WHAT THE TASK ASKS: The exercise asks you to copy every line below in which "kind" appears.

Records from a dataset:
▬▬▬▬▬▬
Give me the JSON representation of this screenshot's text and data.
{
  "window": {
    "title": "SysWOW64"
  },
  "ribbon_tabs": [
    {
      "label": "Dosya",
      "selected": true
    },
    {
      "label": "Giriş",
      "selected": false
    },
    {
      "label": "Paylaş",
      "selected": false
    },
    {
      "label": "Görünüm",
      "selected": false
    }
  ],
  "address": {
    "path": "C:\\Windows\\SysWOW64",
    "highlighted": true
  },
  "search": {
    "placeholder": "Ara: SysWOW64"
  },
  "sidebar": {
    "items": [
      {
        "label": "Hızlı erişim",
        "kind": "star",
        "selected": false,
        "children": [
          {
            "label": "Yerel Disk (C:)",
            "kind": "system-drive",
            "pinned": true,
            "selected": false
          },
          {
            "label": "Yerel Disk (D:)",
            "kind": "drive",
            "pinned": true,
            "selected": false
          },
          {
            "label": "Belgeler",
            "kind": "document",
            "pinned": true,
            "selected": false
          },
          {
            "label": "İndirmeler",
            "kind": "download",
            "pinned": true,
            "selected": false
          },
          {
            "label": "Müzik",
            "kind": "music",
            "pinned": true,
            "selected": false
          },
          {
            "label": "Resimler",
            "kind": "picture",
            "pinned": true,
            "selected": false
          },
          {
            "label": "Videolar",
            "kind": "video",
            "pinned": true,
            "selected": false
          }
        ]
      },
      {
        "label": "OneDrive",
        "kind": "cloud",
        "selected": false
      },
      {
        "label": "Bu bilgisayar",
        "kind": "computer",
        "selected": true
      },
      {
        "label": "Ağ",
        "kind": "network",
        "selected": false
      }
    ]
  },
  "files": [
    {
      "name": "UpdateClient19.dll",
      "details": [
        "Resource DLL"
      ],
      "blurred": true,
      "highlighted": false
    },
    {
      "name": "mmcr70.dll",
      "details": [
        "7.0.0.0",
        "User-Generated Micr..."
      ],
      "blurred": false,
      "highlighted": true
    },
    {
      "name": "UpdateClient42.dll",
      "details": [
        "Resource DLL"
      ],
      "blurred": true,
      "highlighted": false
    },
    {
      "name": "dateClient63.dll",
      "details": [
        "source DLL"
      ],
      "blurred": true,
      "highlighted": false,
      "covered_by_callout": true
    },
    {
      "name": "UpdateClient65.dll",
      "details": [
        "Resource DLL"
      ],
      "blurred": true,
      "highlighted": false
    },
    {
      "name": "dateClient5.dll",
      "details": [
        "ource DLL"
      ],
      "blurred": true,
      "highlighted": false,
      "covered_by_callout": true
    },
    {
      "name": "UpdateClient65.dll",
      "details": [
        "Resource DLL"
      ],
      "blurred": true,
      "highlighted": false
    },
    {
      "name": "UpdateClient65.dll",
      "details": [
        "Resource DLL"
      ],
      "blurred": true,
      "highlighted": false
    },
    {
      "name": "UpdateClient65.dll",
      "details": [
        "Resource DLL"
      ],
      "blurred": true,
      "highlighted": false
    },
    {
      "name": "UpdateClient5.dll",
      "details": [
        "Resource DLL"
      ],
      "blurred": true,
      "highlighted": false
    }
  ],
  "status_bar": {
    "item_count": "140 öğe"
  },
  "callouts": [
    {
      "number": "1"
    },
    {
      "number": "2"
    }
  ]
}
▬▬▬▬▬▬
CORRECT OUTPUT:
        "kind": "star",
            "kind": "system-drive",
            "kind": "drive",
            "kind": "document",
            "kind": "download",
            "kind": "music",
            "kind": "picture",
            "kind": "video",
        "kind": "cloud",
        "kind": "computer",
        "kind": "network",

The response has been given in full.